- [Supplied passage]
───
FIG. 9 shows a flow chart outlining a process (900) according to an aspect of the disclosure. The process (900) can be used in a video decoder. In various aspects, the process (900) is executed by processing circuitry, such as the processing circuitry that performs functions of the video decoder (110), the processing circuitry that performs functions of the video decoder (210), and the like. In some aspects, the process (900) is implemented in software instructions, thus when the processing circuitry executes the software instructions, the processing circuitry performs the process (900). The process starts at (S901) and proceeds to (S910).

At (S910), a bitstream that comprises coded information of a current block is received.

At (S920), a plurality of hypotheses for a decoder side quantization shifting offset prediction are determined. A hypothesis in the plurality of hypotheses corresponds to a potential quantization shifting offset setting in a transform domain of the current block.

At (S930), cost values respectively associated with the plurality of hypotheses are calculated.

At (S940), a specific hypothesis is selected from the plurality of hypotheses according to the cost values.

At (S950), one or more quantization shifting offsets for transform coefficients in the transform domain are determined based on the specific hypothesis.

At (S960), the transform coefficients are reconstructed based on the one or more quantization shifting offsets. For example, quantized coefficients are decoded from the bitstream, dequantization can be performed to obtain dequantized coefficients, and the dequantized coefficients are combined with the quantization shifting offsets to obtain the transform coefficients.

At (S970), residuals in a spatial domain of the current block are calculated based on the transform coefficients in the transform domain. For example, inverse transform can be performed according to the transform coefficients to obtain the residuals in the spatial domain.

At (S980), the current block is reconstructed according to the residuals in the spatial domain. For example, a predictor of the current block can be combined with the residuals to obtain the reconstructed current block.

According to an aspect of the disclosure, the plurality of hypotheses includes a hypothesis that sets a sign to at least a quantization shifting offset for a nonzero transform coefficient. In some examples, the plurality of hypotheses includes a first hypothesis that sets a positive sign to quantization shifting offsets for nonzero transform coefficients in a transform block, and includes a second hypothesis that sets a negative sign to the quantization shifting offsets for the nonzero transform coefficients in the transform block. In an example, the plurality of hypotheses includes a first hypothesis that sets a positive sign to a first quantization shifting offset for a DC coefficient in a transform block, and includes a second hypothesis that sets a negative sign to the first quantization shifting offset for the DC coefficient in the transform block.
───
- [To do]
- a) In the decoding process description, why does the processing circuitry perform process (900) in the aspects where that process is implemented in software instructions? Answer in one to three sentences.
- b) Continue the decoding process description from the end of its last paragraph.

- [Data excerpt]
───
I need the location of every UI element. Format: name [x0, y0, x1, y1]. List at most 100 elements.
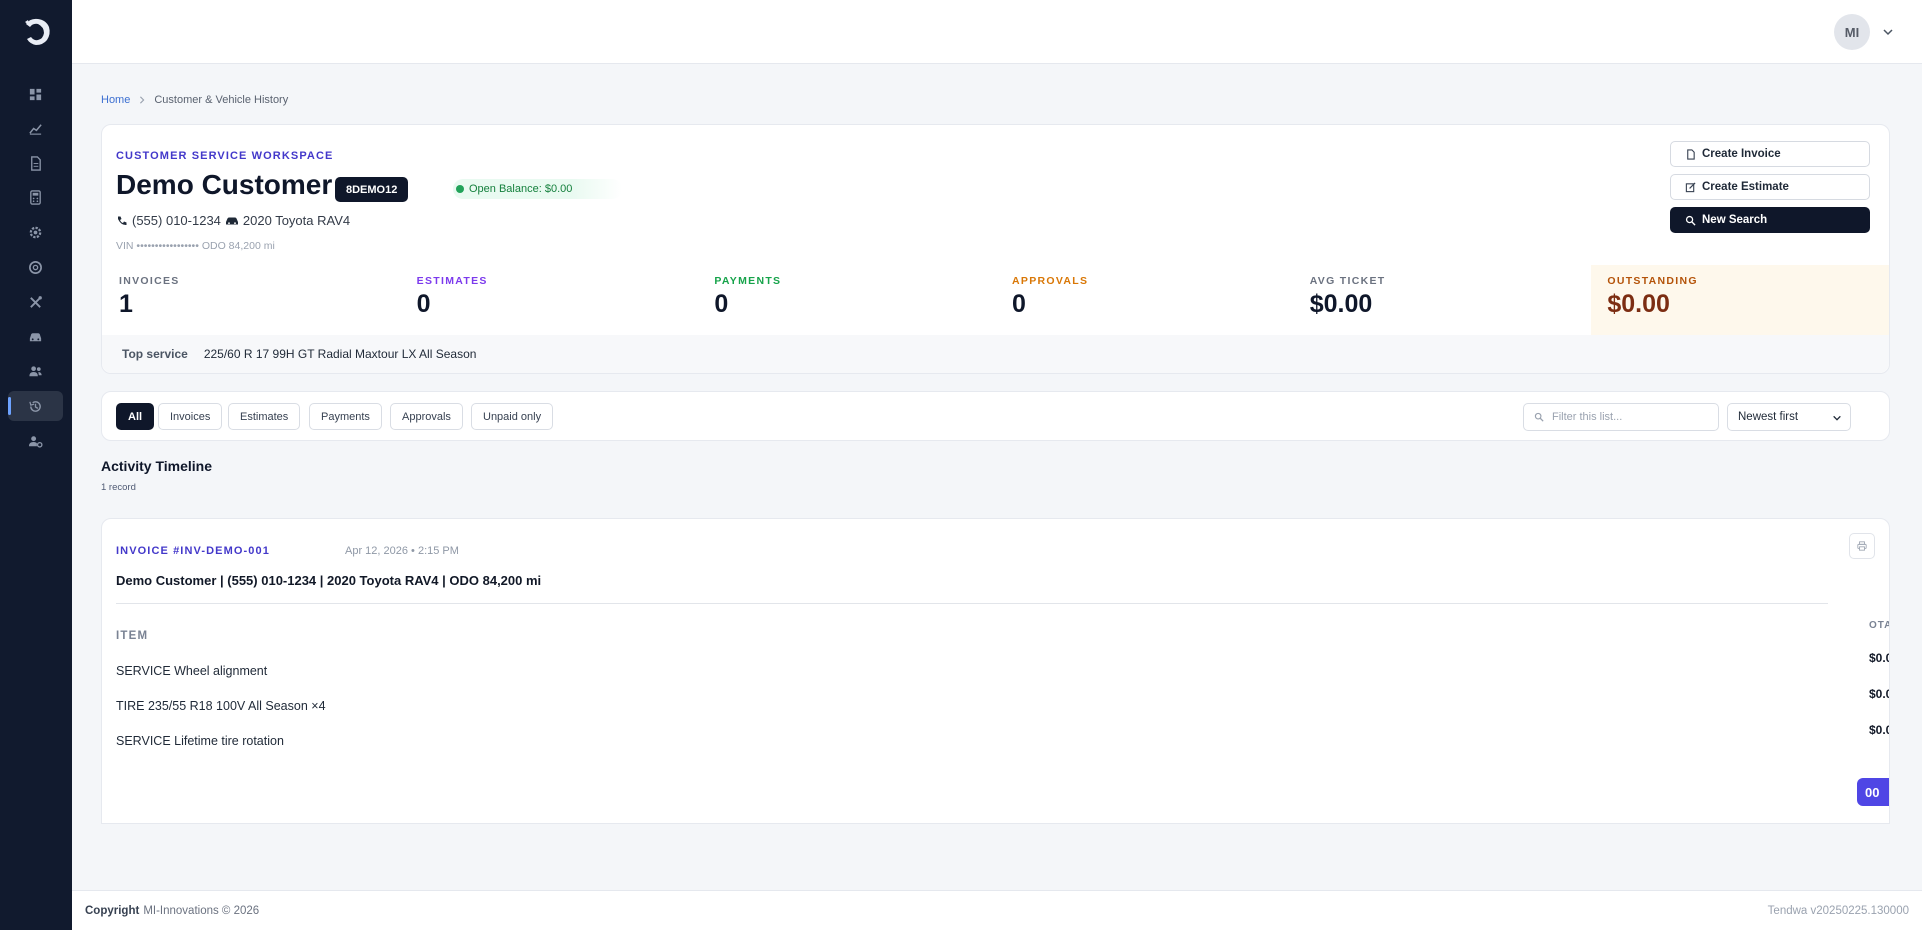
───
- [Expected answers]
- a) In those aspects, process (900) is implemented as software instructions. When the processing circuitry executes those instructions, it therefore performs process (900).

- b)
In some examples, the plurality of hypotheses includes potential sign combinations of quantization shifting offsets for a subset of nonzero transform coefficients in a transform block. For example, in the FIG. 6 example, 16 hypotheses correspond to 16 sign combinations of quantization shifting offsets for the 2×2 nonzero transform coefficients at up-left corner of the transform block.

According to an aspect of the disclosure, the plurality of hypotheses includes a hypothesis that sets a value to at least a quantization shifting offset for a nonzero transform coefficient. In some examples, the plurality of hypotheses includes a first hypothesis that sets a first value to quantization shifting offsets for nonzero transform coefficients in a transform block, and includes a second hypothesis that sets a second value to the quantization shifting offsets for the nonzero transform coefficients in the transform block.

In some examples, the specific hypothesis that has a lowest cost value is selected.

According to an aspect of the disclosure, a cost value associated with a hypothesis is calculated according to reconstructed pixels in the current block due to the hypothesis and one or more neighboring reconstructed blocks. In some examples, the cost value that measures a discontinuity between the reconstructed pixels in the current block due to the hypothesis and the one or more neighboring reconstructed blocks is calculated, such as using Eq. (2) and Eq. (3). In some examples, the cost value that measures a derivative discontinuity between the reconstructed pixels in the current block due to the hypothesis and the one or more neighboring reconstructed blocks is calculated, such as using Eq. (4).

In some examples, a flag is decoded from the bitstream, the flag indicates whether to perform the decoder side quantization shifting offset prediction. The flag is signaled at a suitable level, such as a sequence level, a picture level, a slice level, a tile level, a block level, and the like. In some examples, to use a fixed quantization shifting offset is determined when the flag indicates a no use of the decoder side quantization shifting offset prediction.

Then, the process proceeds to (S999) and terminates.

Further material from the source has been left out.